WHAT YOU WILL DO: The records that follow must be reproduced in full, exactly as written.
= = = = =
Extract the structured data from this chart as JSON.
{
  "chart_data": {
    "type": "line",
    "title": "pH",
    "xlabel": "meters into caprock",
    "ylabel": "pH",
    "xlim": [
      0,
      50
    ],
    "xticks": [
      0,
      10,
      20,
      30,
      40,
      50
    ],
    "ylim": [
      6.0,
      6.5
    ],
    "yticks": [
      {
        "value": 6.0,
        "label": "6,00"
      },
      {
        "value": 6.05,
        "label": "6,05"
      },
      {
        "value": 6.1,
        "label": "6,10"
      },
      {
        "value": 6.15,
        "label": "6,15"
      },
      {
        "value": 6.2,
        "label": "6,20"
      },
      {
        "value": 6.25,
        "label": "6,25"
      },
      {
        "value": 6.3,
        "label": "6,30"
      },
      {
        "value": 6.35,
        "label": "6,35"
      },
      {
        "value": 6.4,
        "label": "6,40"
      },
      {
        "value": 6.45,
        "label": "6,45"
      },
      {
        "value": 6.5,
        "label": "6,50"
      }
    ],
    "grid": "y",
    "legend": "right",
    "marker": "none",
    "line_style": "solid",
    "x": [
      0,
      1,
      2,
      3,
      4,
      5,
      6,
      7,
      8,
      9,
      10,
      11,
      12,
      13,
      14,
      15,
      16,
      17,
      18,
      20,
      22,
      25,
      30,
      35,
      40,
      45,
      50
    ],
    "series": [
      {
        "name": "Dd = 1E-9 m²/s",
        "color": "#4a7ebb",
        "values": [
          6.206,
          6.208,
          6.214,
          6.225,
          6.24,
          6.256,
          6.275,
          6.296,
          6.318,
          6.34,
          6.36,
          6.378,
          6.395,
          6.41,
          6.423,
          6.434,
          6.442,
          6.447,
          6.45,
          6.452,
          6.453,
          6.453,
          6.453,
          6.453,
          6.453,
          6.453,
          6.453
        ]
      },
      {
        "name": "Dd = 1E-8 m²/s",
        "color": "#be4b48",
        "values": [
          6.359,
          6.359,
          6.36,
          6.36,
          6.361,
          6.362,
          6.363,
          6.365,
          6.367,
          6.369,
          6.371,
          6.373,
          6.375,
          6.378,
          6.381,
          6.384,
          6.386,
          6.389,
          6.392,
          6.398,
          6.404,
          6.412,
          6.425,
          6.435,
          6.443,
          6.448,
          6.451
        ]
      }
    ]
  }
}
= = = = =
ANSWER FOR THE TASK:
Extract the structured data from this chart as JSON.
{
  "chart_data": {
    "type": "line",
    "title": "pH",
    "xlabel": "meters into caprock",
    "ylabel": "pH",
    "xlim": [
      0,
      50
    ],
    "xticks": [
      0,
      10,
      20,
      30,
      40,
      50
    ],
    "ylim": [
      6.0,
      6.5
    ],
    "yticks": [
      {
        "value": 6.0,
        "label": "6,00"
      },
      {
        "value": 6.05,
        "label": "6,05"
      },
      {
        "value": 6.1,
        "label": "6,10"
      },
      {
        "value": 6.15,
        "label": "6,15"
      },
      {
        "value": 6.2,
        "label": "6,20"
      },
      {
        "value": 6.25,
        "label": "6,25"
      },
      {
        "value": 6.3,
        "label": "6,30"
      },
      {
        "value": 6.35,
        "label": "6,35"
      },
      {
        "value": 6.4,
        "label": "6,40"
      },
      {
        "value": 6.45,
        "label": "6,45"
      },
      {
        "value": 6.5,
        "label": "6,50"
      }
    ],
    "grid": "y",
    "legend": "right",
    "marker": "none",
    "line_style": "solid",
    "x": [
      0,
      1,
      2,
      3,
      4,
      5,
      6,
      7,
      8,
      9,
      10,
      11,
      12,
      13,
      14,
      15,
      16,
      17,
      18,
      20,
      22,
      25,
      30,
      35,
      40,
      45,
      50
    ],
    "series": [
      {
        "name": "Dd = 1E-9 m²/s",
        "color": "#4a7ebb",
        "values": [
          6.206,
          6.208,
          6.214,
          6.225,
          6.24,
          6.256,
          6.275,
          6.296,
          6.318,
          6.34,
          6.36,
          6.378,
          6.395,
          6.41,
          6.423,
          6.434,
          6.442,
          6.447,
          6.45,
          6.452,
          6.453,
          6.453,
          6.453,
          6.453,
          6.453,
          6.453,
          6.453
        ]
      },
      {
        "name": "Dd = 1E-8 m²/s",
        "color": "#be4b48",
        "values": [
          6.359,
          6.359,
          6.36,
          6.36,
          6.361,
          6.362,
          6.363,
          6.365,
          6.367,
          6.369,
          6.371,
          6.373,
          6.375,
          6.378,
          6.381,
          6.384,
          6.386,
          6.389,
          6.392,
          6.398,
          6.404,
          6.412,
          6.425,
          6.435,
          6.443,
          6.448,
          6.451
        ]
      }
    ]
  }
}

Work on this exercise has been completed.